Data entries
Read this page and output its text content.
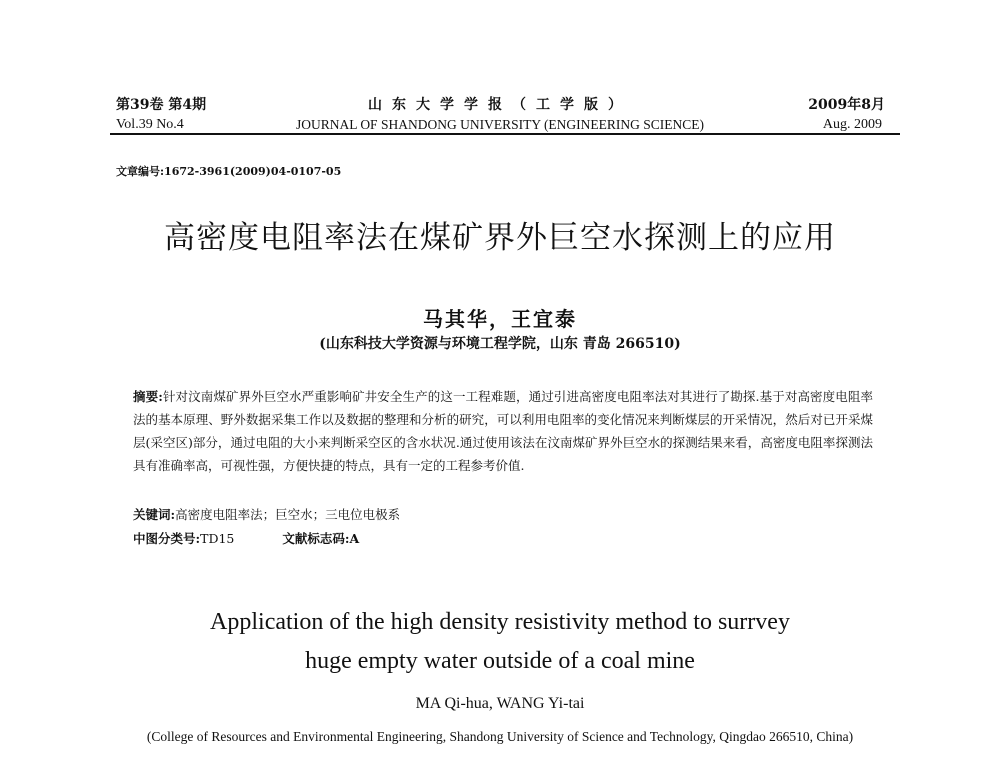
第39卷 第4期
Vol.39 No.4
山东大学学报（工学版）
JOURNAL OF SHANDONG UNIVERSITY (ENGINEERING SCIENCE)
2009年8月
Aug. 2009
文章编号:1672-3961(2009)04-0107-05
高密度电阻率法在煤矿界外巨空水探测上的应用
马其华，王宜泰
(山东科技大学资源与环境工程学院，山东 青岛 266510)
摘要:针对汶南煤矿界外巨空水严重影响矿井安全生产的这一工程难题，通过引进高密度电阻率法对其进行了勘探.基于对高密度电阻率法的基本原理、野外数据采集工作以及数据的整理和分析的研究，可以利用电阻率的变化情况来判断煤层的开采情况，然后对已开采煤层(采空区)部分，通过电阻的大小来判断采空区的含水状况.通过使用该法在汶南煤矿界外巨空水的探测结果来看，高密度电阻率探测法具有准确率高，可视性强，方便快捷的特点，具有一定的工程参考价值.
关键词:高密度电阻率法；巨空水；三电位电极系
中图分类号:TD15	文献标志码:A
Application of the high density resistivity method to surrvey
huge empty water outside of a coal mine
MA Qi-hua, WANG Yi-tai
(College of Resources and Environmental Engineering, Shandong University of Science and Technology, Qingdao 266510, China)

WHAT IS BEING ASKED =>
Print out the material word for word, omitting the pictures.

FINAL RESULT =>
Read this page and output its text content.
第39卷 第4期
Vol.39 No.4
山东大学学报（工学版）
JOURNAL OF SHANDONG UNIVERSITY (ENGINEERING SCIENCE)
2009年8月
Aug. 2009
文章编号:1672-3961(2009)04-0107-05
高密度电阻率法在煤矿界外巨空水探测上的应用
马其华，王宜泰
(山东科技大学资源与环境工程学院，山东 青岛 266510)
摘要:针对汶南煤矿界外巨空水严重影响矿井安全生产的这一工程难题，通过引进高密度电阻率法对其进行了勘探.基于对高密度电阻率法的基本原理、野外数据采集工作以及数据的整理和分析的研究，可以利用电阻率的变化情况来判断煤层的开采情况，然后对已开采煤层(采空区)部分，通过电阻的大小来判断采空区的含水状况.通过使用该法在汶南煤矿界外巨空水的探测结果来看，高密度电阻率探测法具有准确率高，可视性强，方便快捷的特点，具有一定的工程参考价值.
关键词:高密度电阻率法；巨空水；三电位电极系
中图分类号:TD15	文献标志码:A
Application of the high density resistivity method to surrvey
huge empty water outside of a coal mine
MA Qi-hua, WANG Yi-tai
(College of Resources and Environmental Engineering, Shandong University of Science and Technology, Qingdao 266510, China)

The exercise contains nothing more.